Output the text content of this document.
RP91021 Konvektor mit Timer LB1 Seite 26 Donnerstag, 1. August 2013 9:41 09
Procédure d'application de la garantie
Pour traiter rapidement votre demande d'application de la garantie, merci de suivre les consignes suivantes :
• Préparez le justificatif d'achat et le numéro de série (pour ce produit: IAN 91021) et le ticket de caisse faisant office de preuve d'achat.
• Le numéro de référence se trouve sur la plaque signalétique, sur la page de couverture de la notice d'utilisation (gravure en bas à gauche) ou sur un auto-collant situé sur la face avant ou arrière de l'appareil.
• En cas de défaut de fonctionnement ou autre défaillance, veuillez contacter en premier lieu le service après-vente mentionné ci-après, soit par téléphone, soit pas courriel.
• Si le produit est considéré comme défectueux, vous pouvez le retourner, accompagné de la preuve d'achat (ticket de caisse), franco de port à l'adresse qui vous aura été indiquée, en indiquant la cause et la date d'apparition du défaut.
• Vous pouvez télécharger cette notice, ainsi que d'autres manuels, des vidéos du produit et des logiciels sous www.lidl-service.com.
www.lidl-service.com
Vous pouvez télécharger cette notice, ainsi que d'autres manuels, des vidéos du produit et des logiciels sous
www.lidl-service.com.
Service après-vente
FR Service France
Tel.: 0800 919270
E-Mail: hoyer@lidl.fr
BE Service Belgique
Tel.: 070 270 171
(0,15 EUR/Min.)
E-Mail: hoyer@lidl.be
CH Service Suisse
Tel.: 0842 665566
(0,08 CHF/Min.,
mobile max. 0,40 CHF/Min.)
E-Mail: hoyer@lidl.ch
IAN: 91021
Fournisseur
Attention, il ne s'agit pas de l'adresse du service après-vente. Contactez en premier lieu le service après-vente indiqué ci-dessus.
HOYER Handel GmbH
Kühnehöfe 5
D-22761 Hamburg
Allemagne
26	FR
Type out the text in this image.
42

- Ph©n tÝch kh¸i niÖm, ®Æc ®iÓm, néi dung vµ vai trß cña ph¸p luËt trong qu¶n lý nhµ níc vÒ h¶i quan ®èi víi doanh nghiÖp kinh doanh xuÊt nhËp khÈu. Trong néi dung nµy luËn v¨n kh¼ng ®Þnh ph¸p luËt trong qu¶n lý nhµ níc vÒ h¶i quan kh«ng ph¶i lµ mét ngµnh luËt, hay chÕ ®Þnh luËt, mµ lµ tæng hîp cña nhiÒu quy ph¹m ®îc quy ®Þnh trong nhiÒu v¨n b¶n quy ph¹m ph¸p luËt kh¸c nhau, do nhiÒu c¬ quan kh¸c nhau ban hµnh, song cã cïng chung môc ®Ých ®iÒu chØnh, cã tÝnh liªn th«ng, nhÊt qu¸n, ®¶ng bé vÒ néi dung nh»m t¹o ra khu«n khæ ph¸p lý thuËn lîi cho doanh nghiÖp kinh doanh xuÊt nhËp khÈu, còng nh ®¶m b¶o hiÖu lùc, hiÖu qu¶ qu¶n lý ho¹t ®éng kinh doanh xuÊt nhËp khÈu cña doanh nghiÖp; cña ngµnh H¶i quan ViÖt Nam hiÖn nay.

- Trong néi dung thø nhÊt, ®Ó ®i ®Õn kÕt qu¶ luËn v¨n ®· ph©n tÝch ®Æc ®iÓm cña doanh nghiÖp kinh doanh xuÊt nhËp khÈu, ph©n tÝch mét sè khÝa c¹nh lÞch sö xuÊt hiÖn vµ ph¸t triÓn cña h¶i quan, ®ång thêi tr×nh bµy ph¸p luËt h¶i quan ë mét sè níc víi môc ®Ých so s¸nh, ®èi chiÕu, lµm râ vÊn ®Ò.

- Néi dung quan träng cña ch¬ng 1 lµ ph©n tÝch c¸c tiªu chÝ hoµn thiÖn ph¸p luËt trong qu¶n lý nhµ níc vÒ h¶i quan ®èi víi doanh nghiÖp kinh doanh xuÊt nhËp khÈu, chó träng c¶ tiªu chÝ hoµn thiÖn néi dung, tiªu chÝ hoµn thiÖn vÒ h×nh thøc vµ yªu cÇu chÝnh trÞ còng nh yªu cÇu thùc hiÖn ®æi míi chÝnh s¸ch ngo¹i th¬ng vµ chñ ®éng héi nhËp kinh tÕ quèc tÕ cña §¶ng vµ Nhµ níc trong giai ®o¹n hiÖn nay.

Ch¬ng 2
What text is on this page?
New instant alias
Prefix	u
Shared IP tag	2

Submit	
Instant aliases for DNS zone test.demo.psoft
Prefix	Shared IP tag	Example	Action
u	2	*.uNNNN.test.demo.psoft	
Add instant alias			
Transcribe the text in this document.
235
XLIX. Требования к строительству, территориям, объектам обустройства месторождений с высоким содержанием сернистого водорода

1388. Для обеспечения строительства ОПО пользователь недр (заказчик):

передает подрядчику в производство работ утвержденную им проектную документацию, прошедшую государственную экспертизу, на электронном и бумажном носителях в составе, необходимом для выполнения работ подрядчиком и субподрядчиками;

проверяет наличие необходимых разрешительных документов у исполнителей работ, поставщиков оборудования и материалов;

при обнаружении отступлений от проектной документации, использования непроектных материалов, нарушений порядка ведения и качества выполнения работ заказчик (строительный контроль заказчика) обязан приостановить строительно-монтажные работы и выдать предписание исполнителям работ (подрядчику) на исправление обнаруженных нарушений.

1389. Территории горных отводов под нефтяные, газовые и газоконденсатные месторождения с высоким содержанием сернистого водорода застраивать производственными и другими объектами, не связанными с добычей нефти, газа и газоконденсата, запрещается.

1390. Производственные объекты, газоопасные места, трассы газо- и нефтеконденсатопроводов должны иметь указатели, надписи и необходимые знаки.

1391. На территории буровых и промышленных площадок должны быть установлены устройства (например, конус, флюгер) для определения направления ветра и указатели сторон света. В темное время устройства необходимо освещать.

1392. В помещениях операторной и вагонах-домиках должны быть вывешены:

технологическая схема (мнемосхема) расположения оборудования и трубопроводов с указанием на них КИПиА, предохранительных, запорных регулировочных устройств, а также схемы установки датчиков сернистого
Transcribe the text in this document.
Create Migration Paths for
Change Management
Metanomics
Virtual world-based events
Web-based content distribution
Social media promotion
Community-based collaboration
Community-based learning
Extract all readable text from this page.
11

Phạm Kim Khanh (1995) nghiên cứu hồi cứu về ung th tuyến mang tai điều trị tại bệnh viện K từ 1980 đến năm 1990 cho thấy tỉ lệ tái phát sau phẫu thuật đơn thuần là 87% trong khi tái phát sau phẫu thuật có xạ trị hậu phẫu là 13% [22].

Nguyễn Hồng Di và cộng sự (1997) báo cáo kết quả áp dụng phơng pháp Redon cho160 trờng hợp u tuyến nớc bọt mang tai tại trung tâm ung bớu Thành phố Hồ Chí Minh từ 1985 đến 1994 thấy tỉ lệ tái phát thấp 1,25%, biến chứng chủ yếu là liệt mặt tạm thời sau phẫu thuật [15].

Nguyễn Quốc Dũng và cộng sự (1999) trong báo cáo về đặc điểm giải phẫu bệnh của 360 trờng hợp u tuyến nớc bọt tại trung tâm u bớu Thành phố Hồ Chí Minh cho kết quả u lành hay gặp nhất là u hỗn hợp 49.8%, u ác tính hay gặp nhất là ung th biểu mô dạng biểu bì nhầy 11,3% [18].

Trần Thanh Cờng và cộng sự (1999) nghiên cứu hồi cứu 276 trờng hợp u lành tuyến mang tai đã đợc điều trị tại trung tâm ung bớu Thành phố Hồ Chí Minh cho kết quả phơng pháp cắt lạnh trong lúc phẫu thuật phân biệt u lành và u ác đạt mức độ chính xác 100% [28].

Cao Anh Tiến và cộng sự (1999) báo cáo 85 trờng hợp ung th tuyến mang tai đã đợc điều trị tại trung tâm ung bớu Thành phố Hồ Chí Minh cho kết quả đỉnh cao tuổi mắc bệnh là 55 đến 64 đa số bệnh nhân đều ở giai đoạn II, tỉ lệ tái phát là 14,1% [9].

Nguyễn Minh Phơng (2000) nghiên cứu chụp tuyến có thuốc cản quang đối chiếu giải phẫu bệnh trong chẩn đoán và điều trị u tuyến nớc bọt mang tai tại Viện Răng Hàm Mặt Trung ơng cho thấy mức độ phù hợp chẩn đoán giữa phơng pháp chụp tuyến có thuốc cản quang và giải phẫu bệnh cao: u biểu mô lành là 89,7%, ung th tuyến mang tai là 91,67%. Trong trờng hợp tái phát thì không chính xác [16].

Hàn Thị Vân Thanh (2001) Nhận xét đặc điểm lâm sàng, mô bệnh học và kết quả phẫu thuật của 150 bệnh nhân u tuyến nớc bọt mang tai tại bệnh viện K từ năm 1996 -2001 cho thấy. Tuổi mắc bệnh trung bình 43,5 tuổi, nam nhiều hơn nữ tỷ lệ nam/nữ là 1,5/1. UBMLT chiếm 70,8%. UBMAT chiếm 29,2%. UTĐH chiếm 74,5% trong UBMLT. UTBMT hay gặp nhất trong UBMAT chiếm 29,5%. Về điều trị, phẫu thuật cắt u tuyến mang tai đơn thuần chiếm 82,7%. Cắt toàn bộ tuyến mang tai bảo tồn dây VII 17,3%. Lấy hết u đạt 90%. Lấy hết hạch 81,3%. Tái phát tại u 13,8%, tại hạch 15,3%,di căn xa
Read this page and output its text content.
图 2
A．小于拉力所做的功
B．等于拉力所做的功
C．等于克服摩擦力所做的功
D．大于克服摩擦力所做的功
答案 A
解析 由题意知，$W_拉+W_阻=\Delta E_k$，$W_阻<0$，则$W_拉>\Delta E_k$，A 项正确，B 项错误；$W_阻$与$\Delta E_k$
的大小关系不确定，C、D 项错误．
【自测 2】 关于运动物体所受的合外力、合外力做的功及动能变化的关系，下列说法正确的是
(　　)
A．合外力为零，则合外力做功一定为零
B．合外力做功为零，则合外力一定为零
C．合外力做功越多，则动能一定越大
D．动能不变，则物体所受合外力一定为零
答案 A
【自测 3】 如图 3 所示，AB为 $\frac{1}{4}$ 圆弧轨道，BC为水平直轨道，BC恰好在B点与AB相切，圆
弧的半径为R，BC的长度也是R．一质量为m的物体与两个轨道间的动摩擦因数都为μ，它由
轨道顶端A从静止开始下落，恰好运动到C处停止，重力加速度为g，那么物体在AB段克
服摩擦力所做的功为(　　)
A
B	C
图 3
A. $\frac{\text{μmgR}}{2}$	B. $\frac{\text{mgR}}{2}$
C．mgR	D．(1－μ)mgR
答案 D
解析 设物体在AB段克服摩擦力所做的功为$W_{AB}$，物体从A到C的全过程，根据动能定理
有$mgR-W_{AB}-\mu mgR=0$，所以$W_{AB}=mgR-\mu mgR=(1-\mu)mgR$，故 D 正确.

====

◆ Direction
Work out the number of lines in this listing that include the word "frac". Reply with that number only.

◆ Reply
2